[Begin]
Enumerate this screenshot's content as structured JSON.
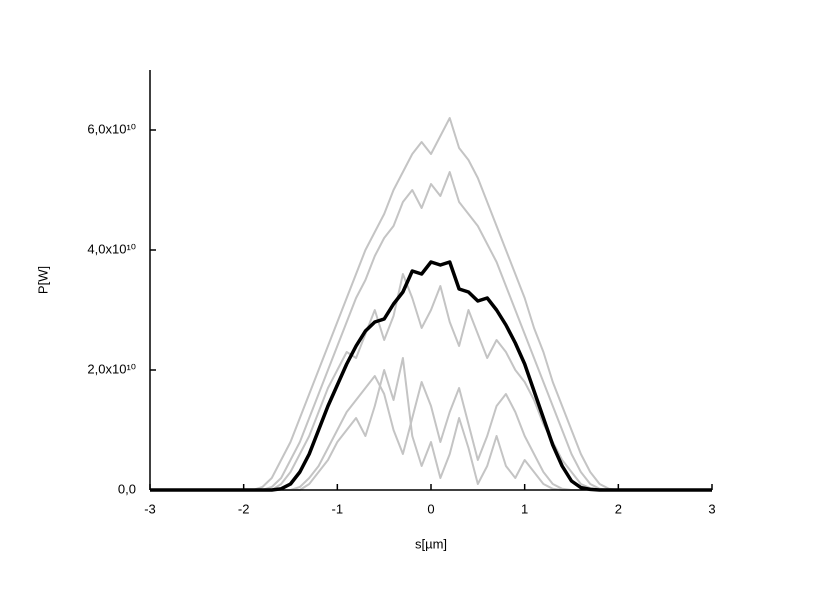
{
  "chart_data": {
    "type": "line",
    "x_label": "s[µm]",
    "y_label": "P[W]",
    "x": [
      -3,
      -2.0,
      -1.9,
      -1.8,
      -1.7,
      -1.6,
      -1.5,
      -1.4,
      -1.3,
      -1.2,
      -1.1,
      -1.0,
      -0.9,
      -0.8,
      -0.7,
      -0.6,
      -0.5,
      -0.4,
      -0.3,
      -0.2,
      -0.1,
      0,
      0.1,
      0.2,
      0.3,
      0.4,
      0.5,
      0.6,
      0.7,
      0.8,
      0.9,
      1.0,
      1.1,
      1.2,
      1.3,
      1.4,
      1.5,
      1.6,
      1.7,
      1.8,
      1.9,
      2.0,
      3
    ],
    "series": [
      {
        "color": "#c4c4c4",
        "values": [
          0,
          0,
          0,
          500000000.0,
          2000000000.0,
          5000000000.0,
          8000000000.0,
          12000000000.0,
          16000000000.0,
          20000000000.0,
          24000000000.0,
          28000000000.0,
          32000000000.0,
          36000000000.0,
          40000000000.0,
          43000000000.0,
          46000000000.0,
          50000000000.0,
          53000000000.0,
          56000000000.0,
          58000000000.0,
          56000000000.0,
          59000000000.0,
          62000000000.0,
          57000000000.0,
          55000000000.0,
          52000000000.0,
          48000000000.0,
          44000000000.0,
          40000000000.0,
          36000000000.0,
          32000000000.0,
          27000000000.0,
          23000000000.0,
          18000000000.0,
          14000000000.0,
          10000000000.0,
          6000000000.0,
          3000000000.0,
          1000000000.0,
          200000000.0,
          0,
          0
        ]
      },
      {
        "color": "#c4c4c4",
        "values": [
          0,
          0,
          0,
          0,
          500000000.0,
          2000000000.0,
          5000000000.0,
          8000000000.0,
          12000000000.0,
          16000000000.0,
          20000000000.0,
          24000000000.0,
          28000000000.0,
          32000000000.0,
          35000000000.0,
          39000000000.0,
          42000000000.0,
          44000000000.0,
          48000000000.0,
          50000000000.0,
          47000000000.0,
          51000000000.0,
          49000000000.0,
          53000000000.0,
          48000000000.0,
          46000000000.0,
          44000000000.0,
          41000000000.0,
          38000000000.0,
          34000000000.0,
          30000000000.0,
          26000000000.0,
          22000000000.0,
          18000000000.0,
          14000000000.0,
          10000000000.0,
          6000000000.0,
          3000000000.0,
          1000000000.0,
          200000000.0,
          0,
          0,
          0
        ]
      },
      {
        "color": "#c4c4c4",
        "values": [
          0,
          0,
          0,
          0,
          0,
          0,
          0,
          500000000.0,
          2000000000.0,
          4000000000.0,
          7000000000.0,
          10000000000.0,
          13000000000.0,
          15000000000.0,
          17000000000.0,
          19000000000.0,
          16000000000.0,
          10000000000.0,
          6000000000.0,
          12000000000.0,
          18000000000.0,
          14000000000.0,
          8000000000.0,
          13000000000.0,
          17000000000.0,
          11000000000.0,
          5000000000.0,
          9000000000.0,
          14000000000.0,
          16000000000.0,
          13000000000.0,
          9000000000.0,
          6000000000.0,
          3000000000.0,
          1000000000.0,
          200000000.0,
          0,
          0,
          0,
          0,
          0,
          0,
          0
        ]
      },
      {
        "color": "#c4c4c4",
        "values": [
          0,
          0,
          0,
          0,
          0,
          1000000000.0,
          3000000000.0,
          6000000000.0,
          9000000000.0,
          13000000000.0,
          17000000000.0,
          20000000000.0,
          23000000000.0,
          22000000000.0,
          26000000000.0,
          30000000000.0,
          25000000000.0,
          29000000000.0,
          36000000000.0,
          32000000000.0,
          27000000000.0,
          30000000000.0,
          34000000000.0,
          28000000000.0,
          24000000000.0,
          30000000000.0,
          26000000000.0,
          22000000000.0,
          25000000000.0,
          23000000000.0,
          20000000000.0,
          18000000000.0,
          15000000000.0,
          11000000000.0,
          8000000000.0,
          5000000000.0,
          3000000000.0,
          1000000000.0,
          300000000.0,
          0,
          0,
          0,
          0
        ]
      },
      {
        "color": "#c4c4c4",
        "values": [
          0,
          0,
          0,
          0,
          0,
          0,
          0,
          0,
          1000000000.0,
          3000000000.0,
          5000000000.0,
          8000000000.0,
          10000000000.0,
          12000000000.0,
          9000000000.0,
          14000000000.0,
          20000000000.0,
          15000000000.0,
          22000000000.0,
          9000000000.0,
          4000000000.0,
          8000000000.0,
          2000000000.0,
          6000000000.0,
          12000000000.0,
          7000000000.0,
          1000000000.0,
          4000000000.0,
          9000000000.0,
          4000000000.0,
          2000000000.0,
          5000000000.0,
          3000000000.0,
          1000000000.0,
          200000000.0,
          0,
          0,
          0,
          0,
          0,
          0,
          0,
          0
        ]
      },
      {
        "color": "#000000",
        "values": [
          0,
          0,
          0,
          0,
          0,
          200000000.0,
          1000000000.0,
          3000000000.0,
          6000000000.0,
          10000000000.0,
          14000000000.0,
          17500000000.0,
          21000000000.0,
          24000000000.0,
          26500000000.0,
          28000000000.0,
          28500000000.0,
          31000000000.0,
          33000000000.0,
          36500000000.0,
          36000000000.0,
          38000000000.0,
          37500000000.0,
          38000000000.0,
          33500000000.0,
          33000000000.0,
          31500000000.0,
          32000000000.0,
          30000000000.0,
          27500000000.0,
          24500000000.0,
          21000000000.0,
          16500000000.0,
          12000000000.0,
          7500000000.0,
          4000000000.0,
          1500000000.0,
          400000000.0,
          100000000.0,
          0,
          0,
          0,
          0
        ]
      }
    ],
    "xlim": [
      -3,
      3
    ],
    "xticks": [
      -3,
      -2,
      -1,
      0,
      1,
      2,
      3
    ],
    "ylim": [
      0,
      70000000000.0
    ],
    "yticks": [
      {
        "value": 0,
        "label": "0,0"
      },
      {
        "value": 20000000000.0,
        "label": "2,0x10¹⁰"
      },
      {
        "value": 40000000000.0,
        "label": "4,0x10¹⁰"
      },
      {
        "value": 60000000000.0,
        "label": "6,0x10¹⁰"
      }
    ],
    "grid": false
  }
}
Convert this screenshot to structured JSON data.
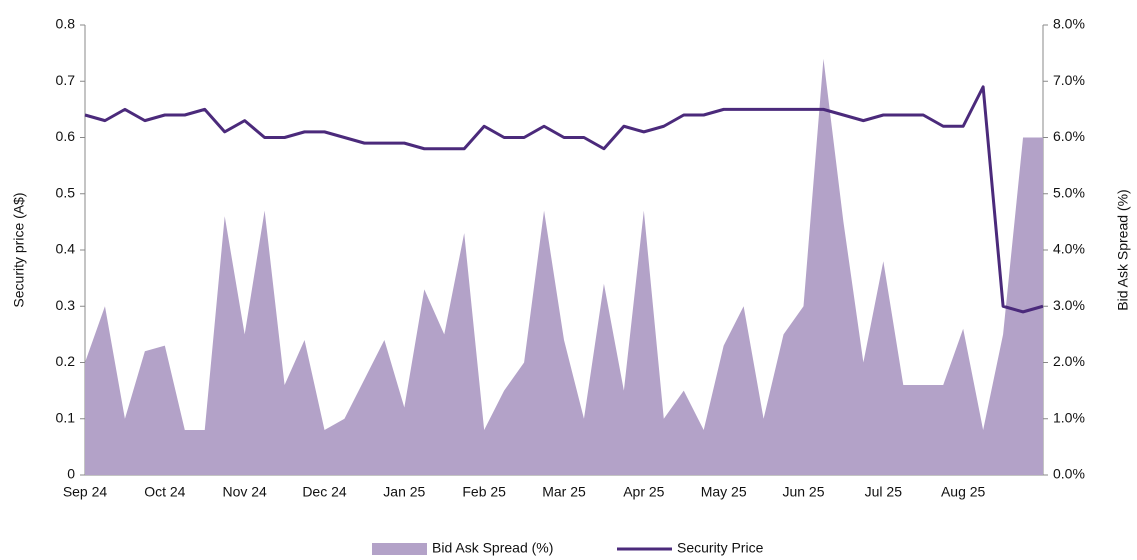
{
  "chart_data": {
    "type": "area-line",
    "categories": [
      "Sep 24",
      null,
      null,
      null,
      "Oct 24",
      null,
      null,
      null,
      "Nov 24",
      null,
      null,
      null,
      "Dec 24",
      null,
      null,
      null,
      "Jan 25",
      null,
      null,
      null,
      "Feb 25",
      null,
      null,
      null,
      "Mar 25",
      null,
      null,
      null,
      "Apr 25",
      null,
      null,
      null,
      "May 25",
      null,
      null,
      null,
      "Jun 25",
      null,
      null,
      null,
      "Jul 25",
      null,
      null,
      null,
      "Aug 25",
      null,
      null,
      null,
      null
    ],
    "series": [
      {
        "name": "Bid Ask Spread (%)",
        "color": "#b3a2c8",
        "axis": "y2",
        "kind": "area",
        "values": [
          2.0,
          3.0,
          1.0,
          2.2,
          2.3,
          0.8,
          0.8,
          4.6,
          2.5,
          4.7,
          1.6,
          2.4,
          0.8,
          1.0,
          1.7,
          2.4,
          1.2,
          3.3,
          2.5,
          4.3,
          0.8,
          1.5,
          2.0,
          4.7,
          2.4,
          1.0,
          3.4,
          1.5,
          4.7,
          1.0,
          1.5,
          0.8,
          2.3,
          3.0,
          1.0,
          2.5,
          3.0,
          7.4,
          4.5,
          2.0,
          3.8,
          1.6,
          1.6,
          1.6,
          2.6,
          0.8,
          2.5,
          6.0,
          6.0
        ]
      },
      {
        "name": "Security Price",
        "color": "#4b2a7b",
        "axis": "y",
        "kind": "line",
        "values": [
          0.64,
          0.63,
          0.65,
          0.63,
          0.64,
          0.64,
          0.65,
          0.61,
          0.63,
          0.6,
          0.6,
          0.61,
          0.61,
          0.6,
          0.59,
          0.59,
          0.59,
          0.58,
          0.58,
          0.58,
          0.62,
          0.6,
          0.6,
          0.62,
          0.6,
          0.6,
          0.58,
          0.62,
          0.61,
          0.62,
          0.64,
          0.64,
          0.65,
          0.65,
          0.65,
          0.65,
          0.65,
          0.65,
          0.64,
          0.63,
          0.64,
          0.64,
          0.64,
          0.62,
          0.62,
          0.69,
          0.3,
          0.29,
          0.3
        ]
      }
    ],
    "ylabel": "Security price (A$)",
    "y2label": "Bid Ask Spread (%)",
    "ylim": [
      0,
      0.8
    ],
    "yticks": [
      0,
      0.1,
      0.2,
      0.3,
      0.4,
      0.5,
      0.6,
      0.7,
      0.8
    ],
    "y2lim": [
      0,
      8
    ],
    "y2ticks": [
      {
        "value": 0,
        "label": "0.0%"
      },
      {
        "value": 1,
        "label": "1.0%"
      },
      {
        "value": 2,
        "label": "2.0%"
      },
      {
        "value": 3,
        "label": "3.0%"
      },
      {
        "value": 4,
        "label": "4.0%"
      },
      {
        "value": 5,
        "label": "5.0%"
      },
      {
        "value": 6,
        "label": "6.0%"
      },
      {
        "value": 7,
        "label": "7.0%"
      },
      {
        "value": 8,
        "label": "8.0%"
      }
    ],
    "legend": "bottom"
  }
}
[End]
> Task goal: Copy out each line of the data containing the string "Security".

> Result for this exercise:
        "name": "Security Price",
    "ylabel": "Security price (A$)",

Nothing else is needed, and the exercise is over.